DIRECTIONS>
Extract every entry word for word. Skip the pictures.

LISTED ENTRIES>
(begin)

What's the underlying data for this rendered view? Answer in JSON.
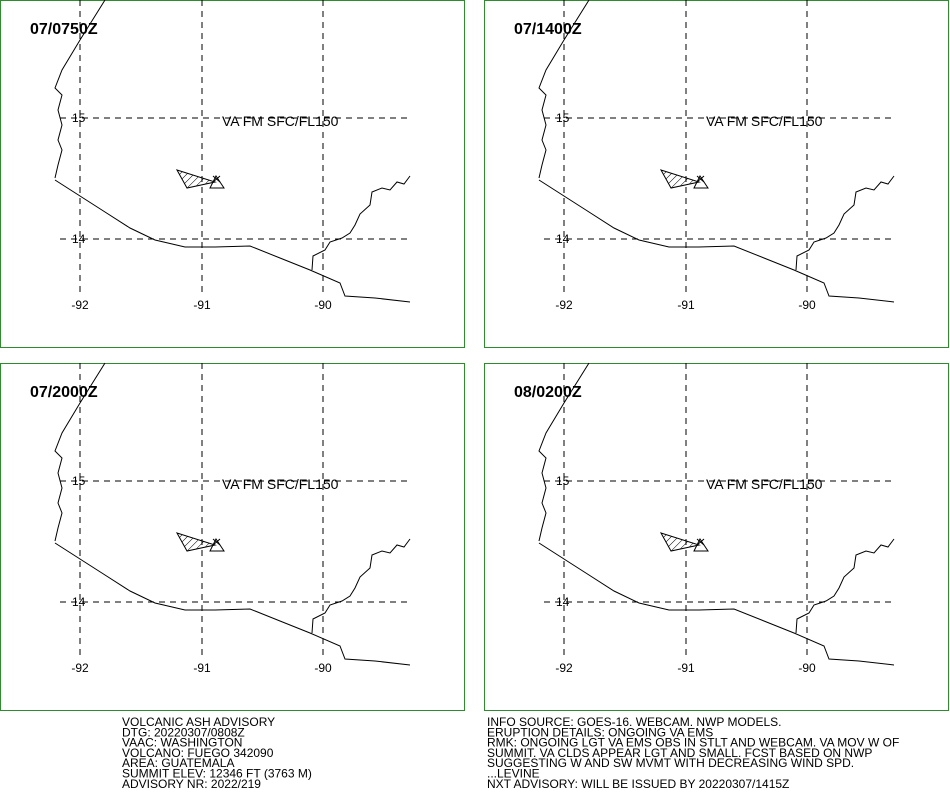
{
  "panels": [
    {
      "time": "07/0750Z",
      "label": "VA FM SFC/FL150",
      "lat_labels": [
        "15",
        "14"
      ],
      "lon_labels": [
        "-92",
        "-91",
        "-90"
      ]
    },
    {
      "time": "07/1400Z",
      "label": "VA FM SFC/FL150",
      "lat_labels": [
        "15",
        "14"
      ],
      "lon_labels": [
        "-92",
        "-91",
        "-90"
      ]
    },
    {
      "time": "07/2000Z",
      "label": "VA FM SFC/FL150",
      "lat_labels": [
        "15",
        "14"
      ],
      "lon_labels": [
        "-92",
        "-91",
        "-90"
      ]
    },
    {
      "time": "08/0200Z",
      "label": "VA FM SFC/FL150",
      "lat_labels": [
        "15",
        "14"
      ],
      "lon_labels": [
        "-92",
        "-91",
        "-90"
      ]
    }
  ],
  "advisory_left": [
    "VOLCANIC ASH ADVISORY",
    "DTG: 20220307/0808Z",
    "VAAC: WASHINGTON",
    "VOLCANO: FUEGO 342090",
    "AREA: GUATEMALA",
    "SUMMIT ELEV: 12346 FT (3763 M)",
    "ADVISORY NR: 2022/219"
  ],
  "advisory_right": [
    "INFO SOURCE: GOES-16. WEBCAM. NWP MODELS.",
    "ERUPTION DETAILS: ONGOING VA EMS",
    "RMK: ONGOING LGT VA EMS OBS IN STLT AND WEBCAM. VA MOV W OF",
    "SUMMIT. VA CLDS APPEAR LGT AND SMALL. FCST BASED ON NWP",
    "SUGGESTING W AND SW MVMT WITH DECREASING WIND SPD.",
    "...LEVINE",
    "NXT ADVISORY: WILL BE ISSUED BY 20220307/1415Z"
  ]
}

(end)

WRITTEN SOLUTION>
What's the underlying data for this rendered view? Answer in JSON.
{
  "panels": [
    {
      "time": "07/0750Z",
      "label": "VA FM SFC/FL150",
      "lat_labels": [
        "15",
        "14"
      ],
      "lon_labels": [
        "-92",
        "-91",
        "-90"
      ]
    },
    {
      "time": "07/1400Z",
      "label": "VA FM SFC/FL150",
      "lat_labels": [
        "15",
        "14"
      ],
      "lon_labels": [
        "-92",
        "-91",
        "-90"
      ]
    },
    {
      "time": "07/2000Z",
      "label": "VA FM SFC/FL150",
      "lat_labels": [
        "15",
        "14"
      ],
      "lon_labels": [
        "-92",
        "-91",
        "-90"
      ]
    },
    {
      "time": "08/0200Z",
      "label": "VA FM SFC/FL150",
      "lat_labels": [
        "15",
        "14"
      ],
      "lon_labels": [
        "-92",
        "-91",
        "-90"
      ]
    }
  ],
  "advisory_left": [
    "VOLCANIC ASH ADVISORY",
    "DTG: 20220307/0808Z",
    "VAAC: WASHINGTON",
    "VOLCANO: FUEGO 342090",
    "AREA: GUATEMALA",
    "SUMMIT ELEV: 12346 FT (3763 M)",
    "ADVISORY NR: 2022/219"
  ],
  "advisory_right": [
    "INFO SOURCE: GOES-16. WEBCAM. NWP MODELS.",
    "ERUPTION DETAILS: ONGOING VA EMS",
    "RMK: ONGOING LGT VA EMS OBS IN STLT AND WEBCAM. VA MOV W OF",
    "SUMMIT. VA CLDS APPEAR LGT AND SMALL. FCST BASED ON NWP",
    "SUGGESTING W AND SW MVMT WITH DECREASING WIND SPD.",
    "...LEVINE",
    "NXT ADVISORY: WILL BE ISSUED BY 20220307/1415Z"
  ]
}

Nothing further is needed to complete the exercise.